Task details: The material below should be written out in full and exactly; pictures stay out of the copy.

Collection entries
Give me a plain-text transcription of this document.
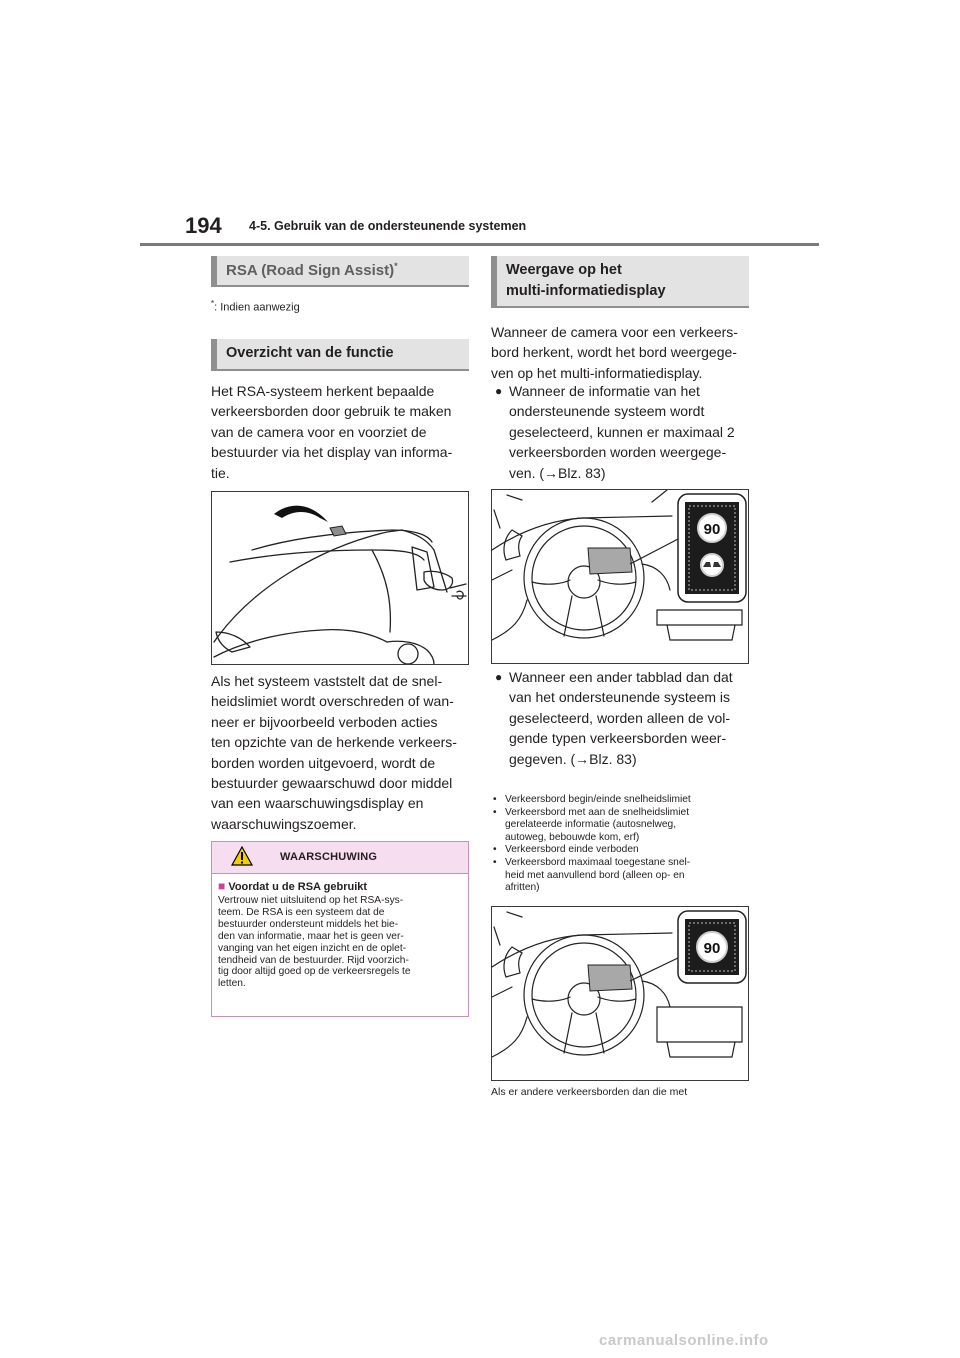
194 4-5. Gebruik van de ondersteunende systemen
RSA (Road Sign Assist)*
*: Indien aanwezig
Overzicht van de functie
Het RSA-systeem herkent bepaalde
verkeersborden door gebruik te maken
van de camera voor en voorziet de
bestuurder via het display van informa-
tie.
Als het systeem vaststelt dat de snel-
heidslimiet wordt overschreden of wan-
neer er bijvoorbeeld verboden acties
ten opzichte van de herkende verkeers-
borden worden uitgevoerd, wordt de
bestuurder gewaarschuwd door middel
van een waarschuwingsdisplay en
waarschuwingszoemer.
WAARSCHUWING
■ Voordat u de RSA gebruikt
Vertrouw niet uitsluitend op het RSA-sys-
teem. De RSA is een systeem dat de
bestuurder ondersteunt middels het bie-
den van informatie, maar het is geen ver-
vanging van het eigen inzicht en de oplet-
tendheid van de bestuurder. Rijd voorzich-
tig door altijd goed op de verkeersregels te
letten.
Weergave op het
multi-informatiedisplay
Wanneer de camera voor een verkeers-
bord herkent, wordt het bord weergege-
ven op het multi-informatiedisplay.
● Wanneer de informatie van het
ondersteunende systeem wordt
geselecteerd, kunnen er maximaal 2
verkeersborden worden weergege-
ven. (→Blz. 83)
90
● Wanneer een ander tabblad dan dat
van het ondersteunende systeem is
geselecteerd, worden alleen de vol-
gende typen verkeersborden weer-
gegeven. (→Blz. 83)
• Verkeersbord begin/einde snelheidslimiet
• Verkeersbord met aan de snelheidslimiet
gerelateerde informatie (autosnelweg,
autoweg, bebouwde kom, erf)
• Verkeersbord einde verboden
• Verkeersbord maximaal toegestane snel-
heid met aanvullend bord (alleen op- en
afritten)
90
Als er andere verkeersborden dan die met
carmanualsonline.info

Solution to the exercise:
Give me a plain-text transcription of this document.
194 4-5. Gebruik van de ondersteunende systemen
RSA (Road Sign Assist)*
*: Indien aanwezig
Overzicht van de functie
Het RSA-systeem herkent bepaalde
verkeersborden door gebruik te maken
van de camera voor en voorziet de
bestuurder via het display van informa-
tie.
Als het systeem vaststelt dat de snel-
heidslimiet wordt overschreden of wan-
neer er bijvoorbeeld verboden acties
ten opzichte van de herkende verkeers-
borden worden uitgevoerd, wordt de
bestuurder gewaarschuwd door middel
van een waarschuwingsdisplay en
waarschuwingszoemer.
WAARSCHUWING
■ Voordat u de RSA gebruikt
Vertrouw niet uitsluitend op het RSA-sys-
teem. De RSA is een systeem dat de
bestuurder ondersteunt middels het bie-
den van informatie, maar het is geen ver-
vanging van het eigen inzicht en de oplet-
tendheid van de bestuurder. Rijd voorzich-
tig door altijd goed op de verkeersregels te
letten.
Weergave op het
multi-informatiedisplay
Wanneer de camera voor een verkeers-
bord herkent, wordt het bord weergege-
ven op het multi-informatiedisplay.
● Wanneer de informatie van het
ondersteunende systeem wordt
geselecteerd, kunnen er maximaal 2
verkeersborden worden weergege-
ven. (→Blz. 83)
90
● Wanneer een ander tabblad dan dat
van het ondersteunende systeem is
geselecteerd, worden alleen de vol-
gende typen verkeersborden weer-
gegeven. (→Blz. 83)
• Verkeersbord begin/einde snelheidslimiet
• Verkeersbord met aan de snelheidslimiet
gerelateerde informatie (autosnelweg,
autoweg, bebouwde kom, erf)
• Verkeersbord einde verboden
• Verkeersbord maximaal toegestane snel-
heid met aanvullend bord (alleen op- en
afritten)
90
Als er andere verkeersborden dan die met
carmanualsonline.info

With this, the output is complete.